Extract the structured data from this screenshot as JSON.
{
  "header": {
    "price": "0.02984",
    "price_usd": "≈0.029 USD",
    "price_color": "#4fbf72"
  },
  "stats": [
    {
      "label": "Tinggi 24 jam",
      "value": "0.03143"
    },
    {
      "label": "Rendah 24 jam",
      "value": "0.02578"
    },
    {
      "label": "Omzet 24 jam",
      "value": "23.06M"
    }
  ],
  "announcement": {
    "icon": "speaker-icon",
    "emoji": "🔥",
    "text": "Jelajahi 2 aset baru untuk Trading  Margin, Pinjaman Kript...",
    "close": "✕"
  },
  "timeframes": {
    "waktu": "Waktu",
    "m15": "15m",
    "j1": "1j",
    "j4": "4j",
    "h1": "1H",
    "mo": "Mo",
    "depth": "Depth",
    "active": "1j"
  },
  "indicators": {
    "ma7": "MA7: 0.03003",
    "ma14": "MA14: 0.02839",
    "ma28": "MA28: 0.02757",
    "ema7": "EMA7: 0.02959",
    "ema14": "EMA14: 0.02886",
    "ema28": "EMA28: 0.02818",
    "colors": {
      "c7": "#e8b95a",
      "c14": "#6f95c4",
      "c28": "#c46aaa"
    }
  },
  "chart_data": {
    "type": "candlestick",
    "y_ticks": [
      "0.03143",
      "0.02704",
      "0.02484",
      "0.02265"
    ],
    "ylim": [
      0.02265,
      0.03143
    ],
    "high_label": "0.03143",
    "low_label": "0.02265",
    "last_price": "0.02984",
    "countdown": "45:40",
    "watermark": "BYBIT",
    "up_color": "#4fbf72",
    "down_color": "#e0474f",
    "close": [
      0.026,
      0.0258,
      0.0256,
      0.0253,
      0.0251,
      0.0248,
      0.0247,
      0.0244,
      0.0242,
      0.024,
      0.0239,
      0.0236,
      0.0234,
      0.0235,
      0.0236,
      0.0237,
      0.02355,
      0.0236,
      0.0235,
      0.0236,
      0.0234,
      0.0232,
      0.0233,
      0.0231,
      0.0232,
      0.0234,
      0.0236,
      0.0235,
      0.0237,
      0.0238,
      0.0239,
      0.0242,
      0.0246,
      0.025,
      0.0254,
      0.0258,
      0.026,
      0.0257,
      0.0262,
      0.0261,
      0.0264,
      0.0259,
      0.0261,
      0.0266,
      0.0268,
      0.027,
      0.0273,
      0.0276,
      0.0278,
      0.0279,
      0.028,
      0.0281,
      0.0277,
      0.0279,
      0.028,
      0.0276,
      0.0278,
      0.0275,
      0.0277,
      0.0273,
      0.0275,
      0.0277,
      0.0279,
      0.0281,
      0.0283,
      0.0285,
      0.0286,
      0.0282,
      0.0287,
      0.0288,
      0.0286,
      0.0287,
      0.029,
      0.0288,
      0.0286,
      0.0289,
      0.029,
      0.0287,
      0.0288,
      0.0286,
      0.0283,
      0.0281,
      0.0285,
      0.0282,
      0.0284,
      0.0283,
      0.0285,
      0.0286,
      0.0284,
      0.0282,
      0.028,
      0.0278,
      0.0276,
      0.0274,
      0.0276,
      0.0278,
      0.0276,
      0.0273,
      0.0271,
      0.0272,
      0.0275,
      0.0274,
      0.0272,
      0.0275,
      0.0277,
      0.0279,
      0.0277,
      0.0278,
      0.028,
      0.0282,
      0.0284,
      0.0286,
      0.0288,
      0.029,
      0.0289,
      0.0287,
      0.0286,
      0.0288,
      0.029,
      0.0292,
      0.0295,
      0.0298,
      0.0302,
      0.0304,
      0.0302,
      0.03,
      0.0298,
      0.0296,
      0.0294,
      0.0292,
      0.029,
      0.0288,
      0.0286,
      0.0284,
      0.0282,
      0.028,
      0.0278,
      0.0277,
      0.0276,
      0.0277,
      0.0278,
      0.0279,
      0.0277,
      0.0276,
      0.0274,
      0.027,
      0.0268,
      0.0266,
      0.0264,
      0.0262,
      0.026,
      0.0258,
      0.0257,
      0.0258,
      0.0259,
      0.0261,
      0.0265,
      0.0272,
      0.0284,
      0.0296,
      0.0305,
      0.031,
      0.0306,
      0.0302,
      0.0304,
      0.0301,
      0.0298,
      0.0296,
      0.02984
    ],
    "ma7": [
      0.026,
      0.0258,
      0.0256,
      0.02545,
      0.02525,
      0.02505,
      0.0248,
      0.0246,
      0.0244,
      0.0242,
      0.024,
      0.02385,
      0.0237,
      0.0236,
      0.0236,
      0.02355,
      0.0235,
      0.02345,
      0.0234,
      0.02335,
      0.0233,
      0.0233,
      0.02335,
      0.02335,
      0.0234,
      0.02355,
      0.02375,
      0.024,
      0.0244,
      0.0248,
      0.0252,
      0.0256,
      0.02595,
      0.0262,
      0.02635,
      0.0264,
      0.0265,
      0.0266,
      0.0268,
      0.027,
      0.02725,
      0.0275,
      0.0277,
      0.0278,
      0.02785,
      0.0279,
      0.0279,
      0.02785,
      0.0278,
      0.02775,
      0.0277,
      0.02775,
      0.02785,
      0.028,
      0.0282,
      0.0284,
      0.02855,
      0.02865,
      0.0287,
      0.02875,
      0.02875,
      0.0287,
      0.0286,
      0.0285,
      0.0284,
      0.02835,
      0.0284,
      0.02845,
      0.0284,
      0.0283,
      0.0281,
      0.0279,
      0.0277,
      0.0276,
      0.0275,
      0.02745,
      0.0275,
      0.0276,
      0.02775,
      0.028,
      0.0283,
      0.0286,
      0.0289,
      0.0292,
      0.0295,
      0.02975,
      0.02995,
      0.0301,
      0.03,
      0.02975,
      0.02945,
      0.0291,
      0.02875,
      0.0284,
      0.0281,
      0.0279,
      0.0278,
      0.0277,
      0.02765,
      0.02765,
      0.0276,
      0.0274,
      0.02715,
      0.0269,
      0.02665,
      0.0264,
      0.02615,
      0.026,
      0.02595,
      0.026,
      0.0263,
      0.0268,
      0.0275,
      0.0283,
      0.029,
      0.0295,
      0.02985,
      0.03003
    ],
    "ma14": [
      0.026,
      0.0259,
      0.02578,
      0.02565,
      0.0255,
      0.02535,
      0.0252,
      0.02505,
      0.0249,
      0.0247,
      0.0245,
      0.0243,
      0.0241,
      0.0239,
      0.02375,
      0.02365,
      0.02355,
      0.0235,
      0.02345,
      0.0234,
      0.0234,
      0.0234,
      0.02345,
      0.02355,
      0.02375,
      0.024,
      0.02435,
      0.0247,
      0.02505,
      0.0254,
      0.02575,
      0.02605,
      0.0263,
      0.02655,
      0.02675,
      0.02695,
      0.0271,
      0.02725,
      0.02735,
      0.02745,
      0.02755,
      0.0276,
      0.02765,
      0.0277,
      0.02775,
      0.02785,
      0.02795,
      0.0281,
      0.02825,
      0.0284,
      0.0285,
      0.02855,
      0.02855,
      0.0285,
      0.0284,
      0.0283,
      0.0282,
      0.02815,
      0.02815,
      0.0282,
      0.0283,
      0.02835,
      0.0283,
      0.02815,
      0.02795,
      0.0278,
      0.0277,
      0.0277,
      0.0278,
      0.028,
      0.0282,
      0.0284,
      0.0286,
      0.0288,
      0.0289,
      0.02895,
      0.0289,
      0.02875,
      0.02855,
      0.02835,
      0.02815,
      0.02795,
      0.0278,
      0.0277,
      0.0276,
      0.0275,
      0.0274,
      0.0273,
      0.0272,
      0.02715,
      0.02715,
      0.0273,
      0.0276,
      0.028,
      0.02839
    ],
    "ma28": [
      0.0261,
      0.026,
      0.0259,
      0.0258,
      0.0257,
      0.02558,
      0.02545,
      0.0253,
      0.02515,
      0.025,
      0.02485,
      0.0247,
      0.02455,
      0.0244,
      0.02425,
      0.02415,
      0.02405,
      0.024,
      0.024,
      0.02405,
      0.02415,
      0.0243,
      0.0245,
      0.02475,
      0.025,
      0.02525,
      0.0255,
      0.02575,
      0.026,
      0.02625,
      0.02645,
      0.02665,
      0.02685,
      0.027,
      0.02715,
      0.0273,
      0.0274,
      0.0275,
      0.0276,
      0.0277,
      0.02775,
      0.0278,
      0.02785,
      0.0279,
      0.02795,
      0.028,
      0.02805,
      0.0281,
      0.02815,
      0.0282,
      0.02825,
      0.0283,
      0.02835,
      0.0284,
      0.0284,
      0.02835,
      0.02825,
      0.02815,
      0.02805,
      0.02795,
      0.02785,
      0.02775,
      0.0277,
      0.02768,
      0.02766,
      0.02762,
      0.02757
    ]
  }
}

______________________________

Using the records above, pull out each line where the word "value" occurs.

**WRITTEN SOLUTION:**
      "value": "0.03143"
      "value": "0.02578"
      "value": "23.06M"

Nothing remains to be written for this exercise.